# [Objective]
Take each line containing the word "JSON" and copy it.

# [Data section]
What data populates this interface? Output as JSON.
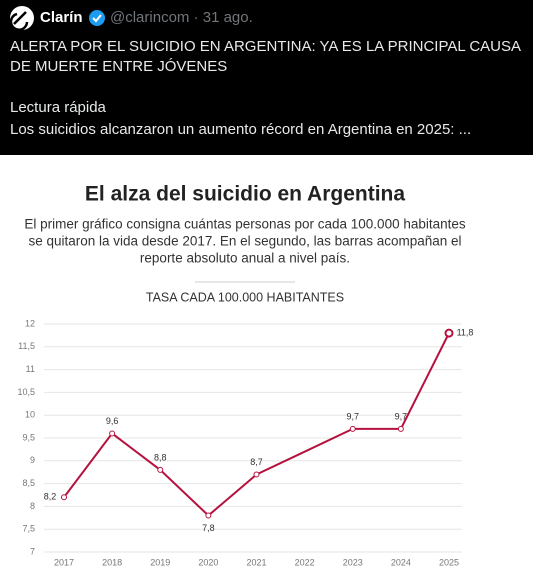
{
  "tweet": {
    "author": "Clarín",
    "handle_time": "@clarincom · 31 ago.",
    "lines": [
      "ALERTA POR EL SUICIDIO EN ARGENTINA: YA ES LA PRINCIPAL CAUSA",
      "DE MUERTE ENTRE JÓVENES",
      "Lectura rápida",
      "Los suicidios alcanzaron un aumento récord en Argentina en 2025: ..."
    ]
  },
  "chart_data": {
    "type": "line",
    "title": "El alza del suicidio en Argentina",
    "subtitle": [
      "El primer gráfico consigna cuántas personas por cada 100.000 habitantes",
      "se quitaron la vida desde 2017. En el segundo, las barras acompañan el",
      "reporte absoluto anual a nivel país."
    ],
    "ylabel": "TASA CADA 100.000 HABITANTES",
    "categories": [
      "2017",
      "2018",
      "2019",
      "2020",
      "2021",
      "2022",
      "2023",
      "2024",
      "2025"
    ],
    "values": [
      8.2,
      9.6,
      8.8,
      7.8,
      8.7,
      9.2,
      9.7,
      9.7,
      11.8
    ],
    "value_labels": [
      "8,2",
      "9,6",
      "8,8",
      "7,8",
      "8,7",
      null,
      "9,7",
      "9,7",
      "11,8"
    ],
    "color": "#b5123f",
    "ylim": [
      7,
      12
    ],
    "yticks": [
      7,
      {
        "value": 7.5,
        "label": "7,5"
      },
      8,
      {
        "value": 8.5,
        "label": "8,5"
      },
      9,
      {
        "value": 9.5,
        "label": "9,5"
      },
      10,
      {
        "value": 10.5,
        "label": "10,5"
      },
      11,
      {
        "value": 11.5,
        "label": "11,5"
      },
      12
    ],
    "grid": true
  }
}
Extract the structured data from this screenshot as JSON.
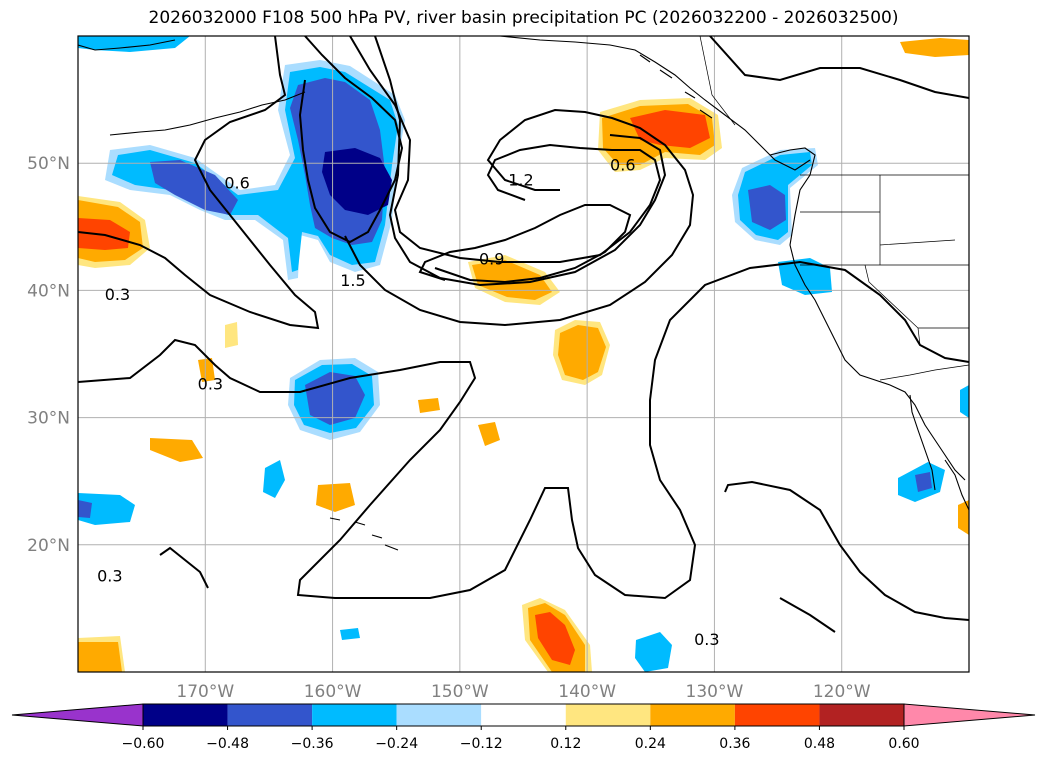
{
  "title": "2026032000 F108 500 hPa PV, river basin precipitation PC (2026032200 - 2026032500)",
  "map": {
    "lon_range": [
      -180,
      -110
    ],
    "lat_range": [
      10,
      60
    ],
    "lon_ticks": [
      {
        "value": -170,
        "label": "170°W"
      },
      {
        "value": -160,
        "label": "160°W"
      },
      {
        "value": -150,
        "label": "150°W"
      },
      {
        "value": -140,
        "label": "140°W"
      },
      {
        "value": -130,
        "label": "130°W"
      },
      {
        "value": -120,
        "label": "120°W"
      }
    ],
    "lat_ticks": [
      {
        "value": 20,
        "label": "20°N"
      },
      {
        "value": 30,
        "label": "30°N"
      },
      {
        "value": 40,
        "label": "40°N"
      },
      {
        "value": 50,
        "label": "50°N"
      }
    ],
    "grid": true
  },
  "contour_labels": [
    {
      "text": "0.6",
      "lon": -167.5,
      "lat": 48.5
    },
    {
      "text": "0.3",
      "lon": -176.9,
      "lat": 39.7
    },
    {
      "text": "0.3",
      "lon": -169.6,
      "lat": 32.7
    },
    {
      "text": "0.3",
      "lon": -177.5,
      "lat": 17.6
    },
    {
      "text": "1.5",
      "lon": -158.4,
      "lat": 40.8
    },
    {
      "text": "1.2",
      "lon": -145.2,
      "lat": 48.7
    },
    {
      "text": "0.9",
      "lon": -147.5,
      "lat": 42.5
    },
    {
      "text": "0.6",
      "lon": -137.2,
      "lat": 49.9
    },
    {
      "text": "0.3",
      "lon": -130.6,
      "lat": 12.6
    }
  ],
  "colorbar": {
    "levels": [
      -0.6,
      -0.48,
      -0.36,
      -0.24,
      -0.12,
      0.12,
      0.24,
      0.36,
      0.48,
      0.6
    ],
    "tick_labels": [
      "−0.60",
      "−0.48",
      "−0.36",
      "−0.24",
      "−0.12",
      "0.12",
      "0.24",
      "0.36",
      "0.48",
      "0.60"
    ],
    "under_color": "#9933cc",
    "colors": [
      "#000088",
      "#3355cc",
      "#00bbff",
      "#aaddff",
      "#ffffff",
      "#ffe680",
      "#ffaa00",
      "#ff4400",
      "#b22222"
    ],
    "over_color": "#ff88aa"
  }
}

# [Written solution]
What data populates this interface? Output as JSON.
Extract the structured data from this screenshot as JSON.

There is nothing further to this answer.